• _Task prompt_: In the lines below, how many hold the word "Интернет"? Answer only with the number.
----- Task input
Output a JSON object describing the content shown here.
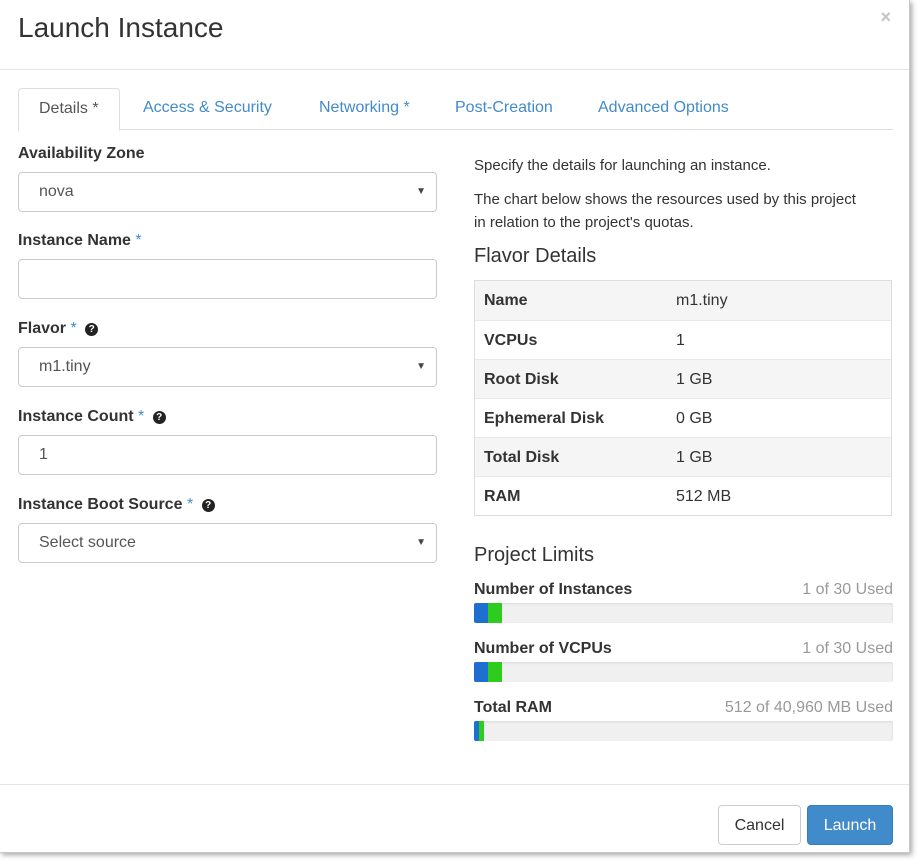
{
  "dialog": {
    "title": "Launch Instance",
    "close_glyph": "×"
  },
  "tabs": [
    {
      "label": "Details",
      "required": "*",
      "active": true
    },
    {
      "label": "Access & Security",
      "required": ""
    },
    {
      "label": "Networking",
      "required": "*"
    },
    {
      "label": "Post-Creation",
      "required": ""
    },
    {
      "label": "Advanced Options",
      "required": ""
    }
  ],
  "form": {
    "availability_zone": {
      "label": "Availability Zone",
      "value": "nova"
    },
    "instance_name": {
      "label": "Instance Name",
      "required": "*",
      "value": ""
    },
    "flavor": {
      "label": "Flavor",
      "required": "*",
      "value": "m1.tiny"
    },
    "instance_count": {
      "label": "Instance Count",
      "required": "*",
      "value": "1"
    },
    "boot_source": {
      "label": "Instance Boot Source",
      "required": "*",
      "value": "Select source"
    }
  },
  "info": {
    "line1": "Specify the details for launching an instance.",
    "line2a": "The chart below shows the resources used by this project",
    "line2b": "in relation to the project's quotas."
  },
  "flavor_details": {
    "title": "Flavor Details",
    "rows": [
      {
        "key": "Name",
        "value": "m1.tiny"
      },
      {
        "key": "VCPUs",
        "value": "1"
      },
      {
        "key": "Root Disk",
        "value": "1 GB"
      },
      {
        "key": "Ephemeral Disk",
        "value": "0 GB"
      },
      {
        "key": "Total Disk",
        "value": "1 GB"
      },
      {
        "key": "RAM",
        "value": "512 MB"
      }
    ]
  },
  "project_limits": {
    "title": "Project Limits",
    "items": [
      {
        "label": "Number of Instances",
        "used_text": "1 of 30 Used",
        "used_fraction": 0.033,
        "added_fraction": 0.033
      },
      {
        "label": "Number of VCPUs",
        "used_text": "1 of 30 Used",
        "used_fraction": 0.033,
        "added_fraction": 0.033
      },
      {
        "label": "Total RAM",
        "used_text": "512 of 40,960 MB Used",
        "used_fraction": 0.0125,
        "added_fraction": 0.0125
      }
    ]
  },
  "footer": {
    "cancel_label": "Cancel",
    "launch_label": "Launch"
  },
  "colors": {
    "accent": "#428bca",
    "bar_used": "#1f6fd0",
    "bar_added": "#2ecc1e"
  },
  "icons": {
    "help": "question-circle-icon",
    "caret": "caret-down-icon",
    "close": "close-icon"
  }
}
----------
----- Task input
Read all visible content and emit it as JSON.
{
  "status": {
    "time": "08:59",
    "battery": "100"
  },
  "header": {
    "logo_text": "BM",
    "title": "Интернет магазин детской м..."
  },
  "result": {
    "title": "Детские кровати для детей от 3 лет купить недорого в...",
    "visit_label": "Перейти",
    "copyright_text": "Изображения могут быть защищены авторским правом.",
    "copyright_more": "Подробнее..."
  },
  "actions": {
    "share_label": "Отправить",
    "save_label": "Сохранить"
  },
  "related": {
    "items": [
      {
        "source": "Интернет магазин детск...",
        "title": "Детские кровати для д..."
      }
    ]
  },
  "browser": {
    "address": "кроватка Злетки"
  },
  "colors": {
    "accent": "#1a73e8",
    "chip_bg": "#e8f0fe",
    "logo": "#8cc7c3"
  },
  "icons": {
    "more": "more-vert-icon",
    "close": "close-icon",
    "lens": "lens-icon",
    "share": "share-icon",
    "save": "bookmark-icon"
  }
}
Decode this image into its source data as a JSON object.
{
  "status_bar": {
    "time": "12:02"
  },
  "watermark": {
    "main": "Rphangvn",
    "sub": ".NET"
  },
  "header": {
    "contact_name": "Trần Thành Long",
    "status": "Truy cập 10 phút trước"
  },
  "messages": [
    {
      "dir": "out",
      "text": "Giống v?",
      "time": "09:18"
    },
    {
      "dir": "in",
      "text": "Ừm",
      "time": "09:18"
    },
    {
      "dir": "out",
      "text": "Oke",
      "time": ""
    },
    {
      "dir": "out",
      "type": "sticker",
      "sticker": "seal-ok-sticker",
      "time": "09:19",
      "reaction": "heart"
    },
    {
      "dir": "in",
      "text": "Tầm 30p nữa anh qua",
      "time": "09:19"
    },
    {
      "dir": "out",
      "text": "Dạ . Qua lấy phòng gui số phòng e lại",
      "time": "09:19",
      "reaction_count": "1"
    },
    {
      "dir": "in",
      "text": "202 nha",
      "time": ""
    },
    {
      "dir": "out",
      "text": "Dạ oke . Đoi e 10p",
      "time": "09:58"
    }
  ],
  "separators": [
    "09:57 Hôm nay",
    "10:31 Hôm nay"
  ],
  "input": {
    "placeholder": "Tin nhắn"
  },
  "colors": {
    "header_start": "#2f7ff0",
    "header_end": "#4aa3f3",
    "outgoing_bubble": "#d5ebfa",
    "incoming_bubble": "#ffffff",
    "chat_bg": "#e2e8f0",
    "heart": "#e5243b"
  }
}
----------
----- Task input
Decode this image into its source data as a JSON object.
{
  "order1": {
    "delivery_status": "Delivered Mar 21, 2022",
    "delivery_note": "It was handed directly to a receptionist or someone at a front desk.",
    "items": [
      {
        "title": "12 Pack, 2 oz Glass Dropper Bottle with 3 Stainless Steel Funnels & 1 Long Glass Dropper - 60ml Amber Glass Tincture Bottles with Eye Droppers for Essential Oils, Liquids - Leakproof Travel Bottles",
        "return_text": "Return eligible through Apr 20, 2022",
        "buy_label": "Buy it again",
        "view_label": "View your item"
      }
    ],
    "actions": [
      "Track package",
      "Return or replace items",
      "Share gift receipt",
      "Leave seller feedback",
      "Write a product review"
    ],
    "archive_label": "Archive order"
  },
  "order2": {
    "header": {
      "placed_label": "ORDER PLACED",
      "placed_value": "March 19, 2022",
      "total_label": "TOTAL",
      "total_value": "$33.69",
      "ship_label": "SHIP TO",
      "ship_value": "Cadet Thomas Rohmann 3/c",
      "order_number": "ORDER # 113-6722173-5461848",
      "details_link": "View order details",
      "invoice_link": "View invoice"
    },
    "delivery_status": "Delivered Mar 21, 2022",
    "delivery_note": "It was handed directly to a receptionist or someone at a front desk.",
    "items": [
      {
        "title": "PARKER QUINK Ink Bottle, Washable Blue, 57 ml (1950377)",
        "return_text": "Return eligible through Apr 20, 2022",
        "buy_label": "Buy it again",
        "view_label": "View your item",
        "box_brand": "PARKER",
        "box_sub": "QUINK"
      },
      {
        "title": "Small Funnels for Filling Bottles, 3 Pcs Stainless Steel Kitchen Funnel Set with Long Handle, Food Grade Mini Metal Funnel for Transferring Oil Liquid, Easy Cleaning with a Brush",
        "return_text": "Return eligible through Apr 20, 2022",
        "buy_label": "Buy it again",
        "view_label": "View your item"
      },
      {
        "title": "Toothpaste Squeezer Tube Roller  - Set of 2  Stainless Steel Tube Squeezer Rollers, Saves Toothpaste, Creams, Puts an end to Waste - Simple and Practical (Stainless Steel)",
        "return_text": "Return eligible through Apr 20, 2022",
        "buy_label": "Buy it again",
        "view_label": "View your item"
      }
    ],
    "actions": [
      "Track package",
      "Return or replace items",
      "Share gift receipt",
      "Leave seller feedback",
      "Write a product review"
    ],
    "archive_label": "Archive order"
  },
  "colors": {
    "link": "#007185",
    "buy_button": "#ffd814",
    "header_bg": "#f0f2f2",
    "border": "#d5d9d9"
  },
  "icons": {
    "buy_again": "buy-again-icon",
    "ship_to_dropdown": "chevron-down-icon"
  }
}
----------
• _Result for this task_: 2